#### TASK OBJECTIVE
Pull out every line with the word "value".

[Records about charts and figures]
══════════

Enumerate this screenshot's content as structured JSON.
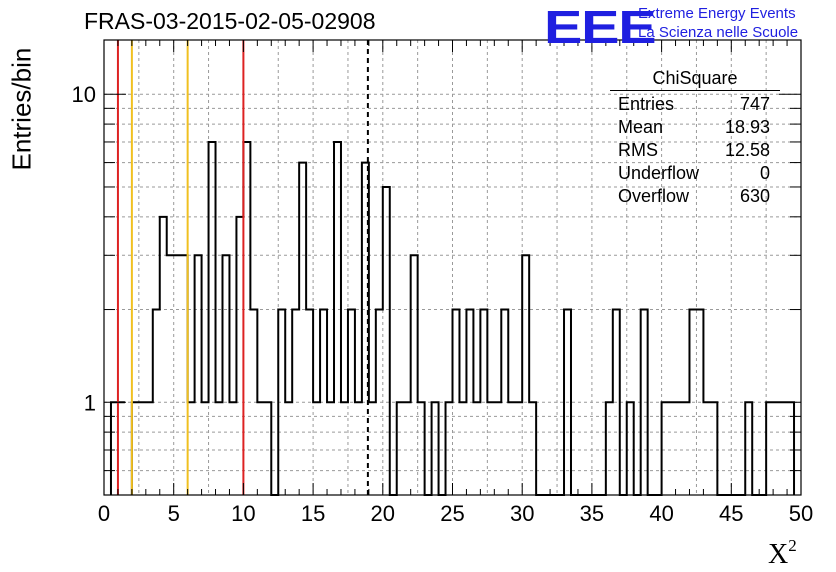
{
  "header": {
    "title": "FRAS-03-2015-02-05-02908",
    "logo": "EEE",
    "logo_line1": "Extreme Energy Events",
    "logo_line2": "La Scienza nelle Scuole"
  },
  "axes": {
    "ylabel": "Entries/bin",
    "xlabel_base": "X",
    "xlabel_sup": "2"
  },
  "stats": {
    "title": "ChiSquare",
    "rows": [
      {
        "label": "Entries",
        "value": "747"
      },
      {
        "label": "Mean",
        "value": "18.93"
      },
      {
        "label": "RMS",
        "value": "12.58"
      },
      {
        "label": "Underflow",
        "value": "0"
      },
      {
        "label": "Overflow",
        "value": "630"
      }
    ]
  },
  "colors": {
    "histogram": "#000000",
    "red_line": "#dd2222",
    "yellow_line": "#f0c020",
    "grid": "#9a9a9a"
  },
  "chart_data": {
    "type": "bar",
    "title": "FRAS-03-2015-02-05-02908",
    "xlabel": "X²",
    "ylabel": "Entries/bin",
    "xlim": [
      0,
      50
    ],
    "ylim": [
      0.5,
      15
    ],
    "ylog": true,
    "bin_width": 0.5,
    "grid": true,
    "x_ticks": [
      0,
      5,
      10,
      15,
      20,
      25,
      30,
      35,
      40,
      45,
      50
    ],
    "y_ticks": [
      1,
      10
    ],
    "bins": [
      {
        "x": 0.5,
        "y": 1
      },
      {
        "x": 1.0,
        "y": 1
      },
      {
        "x": 2.0,
        "y": 1
      },
      {
        "x": 2.5,
        "y": 1
      },
      {
        "x": 3.0,
        "y": 1
      },
      {
        "x": 3.5,
        "y": 2
      },
      {
        "x": 4.0,
        "y": 4
      },
      {
        "x": 4.5,
        "y": 3
      },
      {
        "x": 5.0,
        "y": 3
      },
      {
        "x": 5.5,
        "y": 3
      },
      {
        "x": 6.0,
        "y": 1
      },
      {
        "x": 6.5,
        "y": 3
      },
      {
        "x": 7.0,
        "y": 1
      },
      {
        "x": 7.5,
        "y": 7
      },
      {
        "x": 8.0,
        "y": 1
      },
      {
        "x": 8.5,
        "y": 3
      },
      {
        "x": 9.0,
        "y": 1
      },
      {
        "x": 9.5,
        "y": 4
      },
      {
        "x": 10.0,
        "y": 7
      },
      {
        "x": 10.5,
        "y": 2
      },
      {
        "x": 11.0,
        "y": 1
      },
      {
        "x": 11.5,
        "y": 1
      },
      {
        "x": 12.0,
        "y": 0
      },
      {
        "x": 12.5,
        "y": 2
      },
      {
        "x": 13.0,
        "y": 1
      },
      {
        "x": 13.5,
        "y": 2
      },
      {
        "x": 14.0,
        "y": 6
      },
      {
        "x": 14.5,
        "y": 2
      },
      {
        "x": 15.0,
        "y": 1
      },
      {
        "x": 15.5,
        "y": 2
      },
      {
        "x": 16.0,
        "y": 1
      },
      {
        "x": 16.5,
        "y": 7
      },
      {
        "x": 17.0,
        "y": 1
      },
      {
        "x": 17.5,
        "y": 2
      },
      {
        "x": 18.0,
        "y": 1
      },
      {
        "x": 18.5,
        "y": 6
      },
      {
        "x": 19.0,
        "y": 1
      },
      {
        "x": 19.5,
        "y": 2
      },
      {
        "x": 20.0,
        "y": 5
      },
      {
        "x": 20.5,
        "y": 0
      },
      {
        "x": 21.0,
        "y": 1
      },
      {
        "x": 21.5,
        "y": 1
      },
      {
        "x": 22.0,
        "y": 3
      },
      {
        "x": 22.5,
        "y": 1
      },
      {
        "x": 23.0,
        "y": 0
      },
      {
        "x": 23.5,
        "y": 1
      },
      {
        "x": 24.0,
        "y": 0
      },
      {
        "x": 24.5,
        "y": 1
      },
      {
        "x": 25.0,
        "y": 2
      },
      {
        "x": 25.5,
        "y": 1
      },
      {
        "x": 26.0,
        "y": 2
      },
      {
        "x": 26.5,
        "y": 1
      },
      {
        "x": 27.0,
        "y": 2
      },
      {
        "x": 27.5,
        "y": 1
      },
      {
        "x": 28.0,
        "y": 1
      },
      {
        "x": 28.5,
        "y": 2
      },
      {
        "x": 29.0,
        "y": 1
      },
      {
        "x": 29.5,
        "y": 1
      },
      {
        "x": 30.0,
        "y": 3
      },
      {
        "x": 30.5,
        "y": 1
      },
      {
        "x": 31.0,
        "y": 0
      },
      {
        "x": 31.5,
        "y": 0
      },
      {
        "x": 32.0,
        "y": 0
      },
      {
        "x": 32.5,
        "y": 0
      },
      {
        "x": 33.0,
        "y": 2
      },
      {
        "x": 33.5,
        "y": 0
      },
      {
        "x": 34.0,
        "y": 0
      },
      {
        "x": 34.5,
        "y": 0
      },
      {
        "x": 35.0,
        "y": 0
      },
      {
        "x": 35.5,
        "y": 0
      },
      {
        "x": 36.0,
        "y": 1
      },
      {
        "x": 36.5,
        "y": 2
      },
      {
        "x": 37.0,
        "y": 0
      },
      {
        "x": 37.5,
        "y": 1
      },
      {
        "x": 38.0,
        "y": 0
      },
      {
        "x": 38.5,
        "y": 2
      },
      {
        "x": 39.0,
        "y": 0
      },
      {
        "x": 39.5,
        "y": 0
      },
      {
        "x": 40.0,
        "y": 1
      },
      {
        "x": 40.5,
        "y": 1
      },
      {
        "x": 41.0,
        "y": 1
      },
      {
        "x": 41.5,
        "y": 1
      },
      {
        "x": 42.0,
        "y": 2
      },
      {
        "x": 42.5,
        "y": 2
      },
      {
        "x": 43.0,
        "y": 1
      },
      {
        "x": 43.5,
        "y": 1
      },
      {
        "x": 44.0,
        "y": 0
      },
      {
        "x": 44.5,
        "y": 0
      },
      {
        "x": 45.0,
        "y": 0
      },
      {
        "x": 45.5,
        "y": 0
      },
      {
        "x": 46.0,
        "y": 1
      },
      {
        "x": 46.5,
        "y": 0
      },
      {
        "x": 47.0,
        "y": 0
      },
      {
        "x": 47.5,
        "y": 1
      },
      {
        "x": 48.0,
        "y": 1
      },
      {
        "x": 48.5,
        "y": 1
      },
      {
        "x": 49.0,
        "y": 1
      }
    ],
    "vertical_lines": [
      {
        "x": 1.0,
        "style": "solid",
        "color": "#dd2222"
      },
      {
        "x": 2.0,
        "style": "solid",
        "color": "#f0c020"
      },
      {
        "x": 6.0,
        "style": "solid",
        "color": "#f0c020"
      },
      {
        "x": 10.0,
        "style": "solid",
        "color": "#dd2222"
      },
      {
        "x": 18.93,
        "style": "dashed",
        "color": "#000000"
      }
    ]
  }
}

══════════

#### FINISHED TASK
        "value": "747"
        "value": "18.93"
        "value": "12.58"
        "value": "0"
        "value": "630"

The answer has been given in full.